* **AIM**
Every line containing the word "Node" needs to be found and copied.

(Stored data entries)
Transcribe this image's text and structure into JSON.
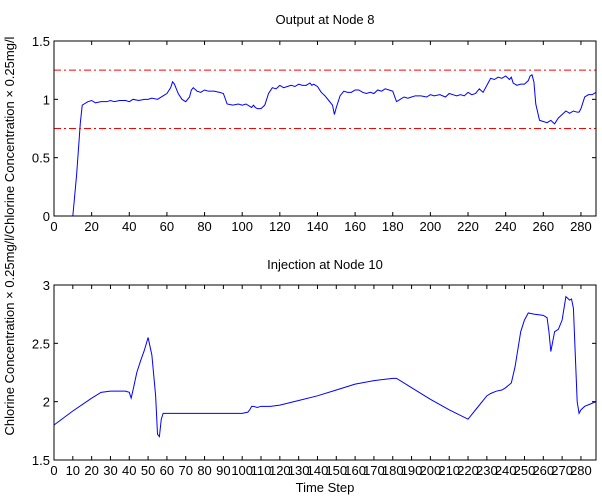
{
  "chart_data": [
    {
      "type": "line",
      "title": "Output at Node 8",
      "xlabel": "",
      "ylabel": "Chlorine Concentration × 0.25mg/l",
      "xlim": [
        0,
        288
      ],
      "ylim": [
        0,
        1.5
      ],
      "xticks": [
        "0",
        "20",
        "40",
        "60",
        "80",
        "100",
        "120",
        "140",
        "160",
        "180",
        "200",
        "220",
        "240",
        "260",
        "280"
      ],
      "yticks": [
        "0",
        "0.5",
        "1",
        "1.5"
      ],
      "grid": false,
      "legend": "none",
      "series": [
        {
          "color": "#0000ff",
          "style": "solid",
          "x": [
            0,
            10,
            12,
            14,
            15,
            16,
            18,
            20,
            22,
            25,
            28,
            30,
            32,
            35,
            38,
            40,
            42,
            45,
            48,
            50,
            52,
            55,
            58,
            60,
            62,
            63,
            64,
            66,
            68,
            70,
            72,
            73,
            74,
            76,
            78,
            80,
            82,
            85,
            88,
            90,
            92,
            95,
            98,
            100,
            102,
            104,
            105,
            106,
            107,
            108,
            110,
            112,
            114,
            116,
            118,
            120,
            122,
            124,
            126,
            128,
            130,
            132,
            134,
            136,
            137,
            138,
            140,
            142,
            144,
            146,
            148,
            149,
            150,
            152,
            154,
            156,
            158,
            160,
            162,
            164,
            166,
            168,
            170,
            172,
            174,
            176,
            178,
            180,
            182,
            184,
            186,
            188,
            190,
            192,
            195,
            198,
            200,
            202,
            205,
            208,
            210,
            212,
            214,
            216,
            218,
            220,
            222,
            224,
            226,
            228,
            230,
            232,
            234,
            236,
            238,
            240,
            242,
            243,
            244,
            246,
            248,
            250,
            252,
            253,
            254,
            255,
            256,
            258,
            260,
            262,
            264,
            266,
            268,
            270,
            272,
            274,
            276,
            278,
            279,
            280,
            282,
            284,
            286,
            288
          ],
          "y": [
            0,
            0,
            0.35,
            0.8,
            0.95,
            0.96,
            0.98,
            0.99,
            0.97,
            0.98,
            0.98,
            0.99,
            0.98,
            0.99,
            0.99,
            0.98,
            1.0,
            0.99,
            1.0,
            1.0,
            1.01,
            1.0,
            1.03,
            1.05,
            1.1,
            1.15,
            1.13,
            1.05,
            1.0,
            0.98,
            1.02,
            1.08,
            1.1,
            1.07,
            1.06,
            1.08,
            1.07,
            1.07,
            1.06,
            1.05,
            0.96,
            0.95,
            0.96,
            0.95,
            0.96,
            0.94,
            0.93,
            0.95,
            0.93,
            0.92,
            0.92,
            0.95,
            1.05,
            1.1,
            1.09,
            1.12,
            1.1,
            1.11,
            1.12,
            1.11,
            1.13,
            1.12,
            1.12,
            1.14,
            1.12,
            1.13,
            1.11,
            1.06,
            1.03,
            0.99,
            0.95,
            0.87,
            0.93,
            1.03,
            1.07,
            1.06,
            1.06,
            1.08,
            1.08,
            1.06,
            1.05,
            1.06,
            1.05,
            1.08,
            1.07,
            1.09,
            1.08,
            1.07,
            0.98,
            1.0,
            1.02,
            1.01,
            1.02,
            1.03,
            1.03,
            1.02,
            1.04,
            1.03,
            1.04,
            1.02,
            1.05,
            1.04,
            1.03,
            1.04,
            1.03,
            1.06,
            1.04,
            1.05,
            1.09,
            1.06,
            1.12,
            1.18,
            1.17,
            1.19,
            1.18,
            1.2,
            1.17,
            1.19,
            1.14,
            1.12,
            1.13,
            1.13,
            1.16,
            1.2,
            1.21,
            1.15,
            0.96,
            0.82,
            0.81,
            0.8,
            0.82,
            0.79,
            0.84,
            0.87,
            0.9,
            0.88,
            0.9,
            0.89,
            0.89,
            0.92,
            1.02,
            1.04,
            1.04,
            1.06
          ]
        },
        {
          "color": "#ff0000",
          "style": "dash-dot",
          "x": [
            0,
            288
          ],
          "y": [
            1.25,
            1.25
          ]
        },
        {
          "color": "#ff0000",
          "style": "dash-dot",
          "x": [
            0,
            288
          ],
          "y": [
            0.75,
            0.75
          ]
        }
      ]
    },
    {
      "type": "line",
      "title": "Injection at Node 10",
      "xlabel": "Time Step",
      "ylabel": "Chlorine Concentration × 0.25mg/l",
      "xlim": [
        0,
        288
      ],
      "ylim": [
        1.5,
        3
      ],
      "xticks": [
        "0",
        "10",
        "20",
        "30",
        "40",
        "50",
        "60",
        "70",
        "80",
        "90",
        "100",
        "110",
        "120",
        "130",
        "140",
        "150",
        "160",
        "170",
        "180",
        "190",
        "200",
        "210",
        "220",
        "230",
        "240",
        "250",
        "260",
        "270",
        "280"
      ],
      "yticks": [
        "1.5",
        "2",
        "2.5",
        "3"
      ],
      "grid": false,
      "legend": "none",
      "series": [
        {
          "color": "#0000ff",
          "style": "solid",
          "x": [
            0,
            10,
            20,
            25,
            30,
            35,
            38,
            40,
            41,
            42,
            44,
            46,
            48,
            50,
            52,
            54,
            55,
            56,
            57,
            58,
            60,
            70,
            80,
            90,
            100,
            103,
            104,
            105,
            106,
            108,
            110,
            115,
            120,
            130,
            140,
            150,
            160,
            170,
            180,
            182,
            190,
            200,
            210,
            220,
            225,
            230,
            232,
            235,
            238,
            240,
            243,
            245,
            248,
            250,
            252,
            255,
            260,
            262,
            263,
            264,
            266,
            268,
            270,
            272,
            274,
            275,
            276,
            278,
            279,
            280,
            282,
            285,
            288
          ],
          "y": [
            1.8,
            1.92,
            2.03,
            2.08,
            2.09,
            2.09,
            2.09,
            2.08,
            2.03,
            2.1,
            2.25,
            2.35,
            2.44,
            2.55,
            2.4,
            2.05,
            1.72,
            1.7,
            1.85,
            1.9,
            1.9,
            1.9,
            1.9,
            1.9,
            1.9,
            1.91,
            1.93,
            1.96,
            1.96,
            1.95,
            1.96,
            1.96,
            1.97,
            2.01,
            2.05,
            2.1,
            2.15,
            2.18,
            2.2,
            2.2,
            2.12,
            2.02,
            1.93,
            1.85,
            1.95,
            2.05,
            2.07,
            2.09,
            2.1,
            2.12,
            2.16,
            2.3,
            2.6,
            2.7,
            2.76,
            2.75,
            2.74,
            2.72,
            2.6,
            2.43,
            2.6,
            2.62,
            2.7,
            2.9,
            2.87,
            2.88,
            2.8,
            2.0,
            1.9,
            1.93,
            1.96,
            1.98,
            2.0
          ]
        }
      ]
    }
  ],
  "shared_ylabel": "Chlorine Concentration × 0.25mg/l/Chlorine Concentration × 0.25mg/l"
}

* **SOLUTION BELOW**
      "title": "Output at Node 8",
      "title": "Injection at Node 10",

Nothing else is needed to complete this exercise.